WORK REQUIRED:
Lines that contain the string "mají" are to be copied; leave out all others.

TASK MATERIAL:
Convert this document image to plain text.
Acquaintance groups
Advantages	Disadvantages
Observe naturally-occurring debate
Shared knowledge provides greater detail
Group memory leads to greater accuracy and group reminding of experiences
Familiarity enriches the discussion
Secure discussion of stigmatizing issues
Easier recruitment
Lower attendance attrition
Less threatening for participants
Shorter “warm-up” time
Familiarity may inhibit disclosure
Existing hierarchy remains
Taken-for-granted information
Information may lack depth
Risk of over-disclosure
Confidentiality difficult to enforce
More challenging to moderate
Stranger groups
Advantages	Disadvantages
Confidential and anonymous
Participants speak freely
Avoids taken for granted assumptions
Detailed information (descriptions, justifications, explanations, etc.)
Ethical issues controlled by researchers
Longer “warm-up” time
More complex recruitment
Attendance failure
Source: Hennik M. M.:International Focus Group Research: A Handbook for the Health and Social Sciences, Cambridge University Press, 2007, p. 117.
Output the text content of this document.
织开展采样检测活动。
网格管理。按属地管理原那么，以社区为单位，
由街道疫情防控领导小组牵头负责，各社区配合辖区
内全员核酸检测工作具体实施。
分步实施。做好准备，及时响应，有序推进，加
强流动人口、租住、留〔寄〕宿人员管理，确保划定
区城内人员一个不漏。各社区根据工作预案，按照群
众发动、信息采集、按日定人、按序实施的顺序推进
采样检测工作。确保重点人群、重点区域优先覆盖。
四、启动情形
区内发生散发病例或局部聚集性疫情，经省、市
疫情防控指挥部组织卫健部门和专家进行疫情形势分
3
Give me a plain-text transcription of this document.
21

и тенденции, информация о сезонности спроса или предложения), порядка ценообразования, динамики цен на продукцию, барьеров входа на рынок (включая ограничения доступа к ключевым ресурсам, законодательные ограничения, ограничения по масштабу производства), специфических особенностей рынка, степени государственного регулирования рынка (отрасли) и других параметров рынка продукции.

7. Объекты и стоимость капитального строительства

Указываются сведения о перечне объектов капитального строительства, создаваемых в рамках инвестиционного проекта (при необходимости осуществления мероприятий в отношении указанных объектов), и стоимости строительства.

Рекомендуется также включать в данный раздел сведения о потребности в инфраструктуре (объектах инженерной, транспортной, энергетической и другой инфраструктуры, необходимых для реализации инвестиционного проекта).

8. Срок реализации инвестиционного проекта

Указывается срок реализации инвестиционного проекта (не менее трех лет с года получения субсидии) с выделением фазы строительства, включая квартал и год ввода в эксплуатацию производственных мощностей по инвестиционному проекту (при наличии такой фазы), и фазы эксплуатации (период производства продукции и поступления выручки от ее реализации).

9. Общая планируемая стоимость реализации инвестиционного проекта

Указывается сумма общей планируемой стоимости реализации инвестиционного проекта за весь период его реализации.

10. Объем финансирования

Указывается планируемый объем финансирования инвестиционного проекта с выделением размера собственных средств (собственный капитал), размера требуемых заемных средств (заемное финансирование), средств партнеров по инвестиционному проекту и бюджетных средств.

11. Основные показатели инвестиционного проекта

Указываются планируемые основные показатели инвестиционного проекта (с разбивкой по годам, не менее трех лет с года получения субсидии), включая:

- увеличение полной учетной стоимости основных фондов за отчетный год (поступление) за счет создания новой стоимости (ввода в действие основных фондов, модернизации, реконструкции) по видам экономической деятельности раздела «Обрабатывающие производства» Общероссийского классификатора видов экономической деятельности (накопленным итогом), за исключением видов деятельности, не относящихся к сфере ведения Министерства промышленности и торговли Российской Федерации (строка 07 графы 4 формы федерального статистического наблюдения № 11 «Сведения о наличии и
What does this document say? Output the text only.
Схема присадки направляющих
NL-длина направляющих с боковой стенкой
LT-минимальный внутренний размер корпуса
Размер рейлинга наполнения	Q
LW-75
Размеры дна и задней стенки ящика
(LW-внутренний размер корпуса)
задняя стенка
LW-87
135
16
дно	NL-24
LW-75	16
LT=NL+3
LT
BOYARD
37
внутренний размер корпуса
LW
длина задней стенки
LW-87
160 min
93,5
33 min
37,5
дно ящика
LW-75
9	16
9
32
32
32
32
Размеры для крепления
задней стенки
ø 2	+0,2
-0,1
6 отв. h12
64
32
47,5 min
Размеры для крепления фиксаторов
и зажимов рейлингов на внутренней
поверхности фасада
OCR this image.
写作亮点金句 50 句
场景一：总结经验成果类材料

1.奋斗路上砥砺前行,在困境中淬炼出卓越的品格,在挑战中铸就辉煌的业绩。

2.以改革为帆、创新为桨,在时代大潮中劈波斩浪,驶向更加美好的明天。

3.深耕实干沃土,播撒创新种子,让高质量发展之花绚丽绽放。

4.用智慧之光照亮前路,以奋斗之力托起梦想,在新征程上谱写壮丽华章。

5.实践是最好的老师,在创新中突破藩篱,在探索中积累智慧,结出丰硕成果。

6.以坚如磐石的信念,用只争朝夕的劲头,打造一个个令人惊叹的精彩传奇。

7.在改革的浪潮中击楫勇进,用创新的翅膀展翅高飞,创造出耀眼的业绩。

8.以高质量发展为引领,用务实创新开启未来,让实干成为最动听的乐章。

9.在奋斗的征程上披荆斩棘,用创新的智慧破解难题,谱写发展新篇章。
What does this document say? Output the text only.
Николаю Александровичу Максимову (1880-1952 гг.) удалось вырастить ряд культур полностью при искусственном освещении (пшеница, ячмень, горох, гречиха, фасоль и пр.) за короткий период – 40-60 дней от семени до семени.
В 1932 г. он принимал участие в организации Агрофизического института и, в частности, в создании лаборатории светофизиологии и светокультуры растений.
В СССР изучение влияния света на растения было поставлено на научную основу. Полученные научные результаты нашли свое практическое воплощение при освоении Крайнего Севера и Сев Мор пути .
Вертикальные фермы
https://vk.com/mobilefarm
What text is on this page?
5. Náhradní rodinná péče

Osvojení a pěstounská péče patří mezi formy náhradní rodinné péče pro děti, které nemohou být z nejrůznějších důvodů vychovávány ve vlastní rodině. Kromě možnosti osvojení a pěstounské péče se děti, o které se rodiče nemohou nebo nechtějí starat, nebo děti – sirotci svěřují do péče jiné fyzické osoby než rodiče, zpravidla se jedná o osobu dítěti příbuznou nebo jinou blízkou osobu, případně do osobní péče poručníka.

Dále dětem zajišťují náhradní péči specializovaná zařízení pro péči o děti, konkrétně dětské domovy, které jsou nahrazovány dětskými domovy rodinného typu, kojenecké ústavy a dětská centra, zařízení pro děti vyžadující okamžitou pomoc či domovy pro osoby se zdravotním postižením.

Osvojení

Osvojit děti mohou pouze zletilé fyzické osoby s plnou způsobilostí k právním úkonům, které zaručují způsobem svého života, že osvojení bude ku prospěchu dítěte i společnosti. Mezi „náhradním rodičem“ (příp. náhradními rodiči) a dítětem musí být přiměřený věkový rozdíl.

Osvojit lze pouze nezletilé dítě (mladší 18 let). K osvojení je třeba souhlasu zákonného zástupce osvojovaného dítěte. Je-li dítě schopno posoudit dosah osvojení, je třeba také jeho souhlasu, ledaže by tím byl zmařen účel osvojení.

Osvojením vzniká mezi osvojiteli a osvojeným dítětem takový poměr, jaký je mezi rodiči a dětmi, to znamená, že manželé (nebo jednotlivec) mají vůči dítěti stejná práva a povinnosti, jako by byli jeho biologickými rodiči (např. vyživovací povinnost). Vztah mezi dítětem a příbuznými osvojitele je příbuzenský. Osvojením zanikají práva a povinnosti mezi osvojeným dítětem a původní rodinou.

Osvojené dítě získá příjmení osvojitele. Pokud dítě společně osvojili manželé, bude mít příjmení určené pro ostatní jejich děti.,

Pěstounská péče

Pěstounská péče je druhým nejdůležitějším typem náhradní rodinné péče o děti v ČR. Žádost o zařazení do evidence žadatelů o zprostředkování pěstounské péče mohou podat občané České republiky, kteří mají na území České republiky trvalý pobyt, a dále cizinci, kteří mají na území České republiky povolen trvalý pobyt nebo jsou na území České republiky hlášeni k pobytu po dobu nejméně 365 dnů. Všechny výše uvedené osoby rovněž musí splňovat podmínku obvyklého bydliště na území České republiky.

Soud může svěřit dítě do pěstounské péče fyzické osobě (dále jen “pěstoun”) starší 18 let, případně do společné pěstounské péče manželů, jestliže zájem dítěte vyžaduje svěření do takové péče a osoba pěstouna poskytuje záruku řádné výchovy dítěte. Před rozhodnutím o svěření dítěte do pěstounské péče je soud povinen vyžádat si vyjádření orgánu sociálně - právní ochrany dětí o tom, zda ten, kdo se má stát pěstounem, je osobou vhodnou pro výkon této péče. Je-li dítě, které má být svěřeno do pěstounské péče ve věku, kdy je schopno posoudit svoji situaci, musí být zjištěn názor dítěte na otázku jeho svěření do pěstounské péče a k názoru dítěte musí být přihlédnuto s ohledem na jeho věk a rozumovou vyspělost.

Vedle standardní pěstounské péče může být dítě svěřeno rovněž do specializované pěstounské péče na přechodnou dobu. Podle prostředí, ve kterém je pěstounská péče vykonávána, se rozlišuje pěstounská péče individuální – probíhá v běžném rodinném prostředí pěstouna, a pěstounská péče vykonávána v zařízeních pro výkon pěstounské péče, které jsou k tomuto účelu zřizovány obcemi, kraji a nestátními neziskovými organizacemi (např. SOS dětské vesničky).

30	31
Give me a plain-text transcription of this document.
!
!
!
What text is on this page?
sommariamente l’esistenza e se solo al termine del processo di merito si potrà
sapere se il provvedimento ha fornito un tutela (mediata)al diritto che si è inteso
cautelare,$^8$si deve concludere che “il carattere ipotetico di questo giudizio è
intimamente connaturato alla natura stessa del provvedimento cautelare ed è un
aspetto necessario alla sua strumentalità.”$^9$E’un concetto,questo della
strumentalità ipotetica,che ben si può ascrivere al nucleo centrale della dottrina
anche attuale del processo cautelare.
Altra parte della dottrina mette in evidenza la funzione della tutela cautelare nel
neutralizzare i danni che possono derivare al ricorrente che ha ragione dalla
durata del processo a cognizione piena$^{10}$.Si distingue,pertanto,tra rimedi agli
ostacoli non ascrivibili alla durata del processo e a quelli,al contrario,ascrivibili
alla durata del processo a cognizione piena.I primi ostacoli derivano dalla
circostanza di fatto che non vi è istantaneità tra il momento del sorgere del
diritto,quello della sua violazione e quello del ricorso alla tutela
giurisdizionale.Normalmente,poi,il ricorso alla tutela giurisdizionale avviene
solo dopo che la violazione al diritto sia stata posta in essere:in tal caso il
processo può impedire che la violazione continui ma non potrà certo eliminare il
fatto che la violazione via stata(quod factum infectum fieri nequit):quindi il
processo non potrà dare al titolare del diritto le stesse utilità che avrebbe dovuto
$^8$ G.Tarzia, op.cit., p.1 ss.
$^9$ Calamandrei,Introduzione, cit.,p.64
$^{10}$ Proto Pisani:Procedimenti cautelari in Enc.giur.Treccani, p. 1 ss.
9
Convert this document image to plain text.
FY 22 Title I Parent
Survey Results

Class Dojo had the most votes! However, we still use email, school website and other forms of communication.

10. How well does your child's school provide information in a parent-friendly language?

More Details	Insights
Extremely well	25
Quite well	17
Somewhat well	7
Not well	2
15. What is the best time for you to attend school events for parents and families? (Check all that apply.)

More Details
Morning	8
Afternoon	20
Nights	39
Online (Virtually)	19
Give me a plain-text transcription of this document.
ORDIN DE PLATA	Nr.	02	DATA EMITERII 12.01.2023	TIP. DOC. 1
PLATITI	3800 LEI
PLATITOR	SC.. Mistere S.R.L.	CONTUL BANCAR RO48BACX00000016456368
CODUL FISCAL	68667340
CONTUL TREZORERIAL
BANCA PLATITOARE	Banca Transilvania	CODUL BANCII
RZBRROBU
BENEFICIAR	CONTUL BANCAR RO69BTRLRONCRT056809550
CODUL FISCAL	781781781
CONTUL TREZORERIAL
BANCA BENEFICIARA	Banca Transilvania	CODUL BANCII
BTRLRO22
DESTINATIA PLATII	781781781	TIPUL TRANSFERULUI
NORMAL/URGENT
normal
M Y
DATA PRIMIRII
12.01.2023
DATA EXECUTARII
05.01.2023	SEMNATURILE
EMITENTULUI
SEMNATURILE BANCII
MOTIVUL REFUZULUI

TASK RESPONSE:
Osvojením vzniká mezi osvojiteli a osvojeným dítětem takový poměr, jaký je mezi rodiči a dětmi, to znamená, že manželé (nebo jednotlivec) mají vůči dítěti stejná práva a povinnosti, jako by byli jeho biologickými rodiči (např. vyživovací povinnost). Vztah mezi dítětem a příbuznými osvojitele je příbuzenský. Osvojením zanikají práva a povinnosti mezi osvojeným dítětem a původní rodinou.
Pěstounská péče je druhým nejdůležitějším typem náhradní rodinné péče o děti v ČR. Žádost o zařazení do evidence žadatelů o zprostředkování pěstounské péče mohou podat občané České republiky, kteří mají na území České republiky trvalý pobyt, a dále cizinci, kteří mají na území České republiky povolen trvalý pobyt nebo jsou na území České republiky hlášeni k pobytu po dobu nejméně 365 dnů. Všechny výše uvedené osoby rovněž musí splňovat podmínku obvyklého bydliště na území České republiky.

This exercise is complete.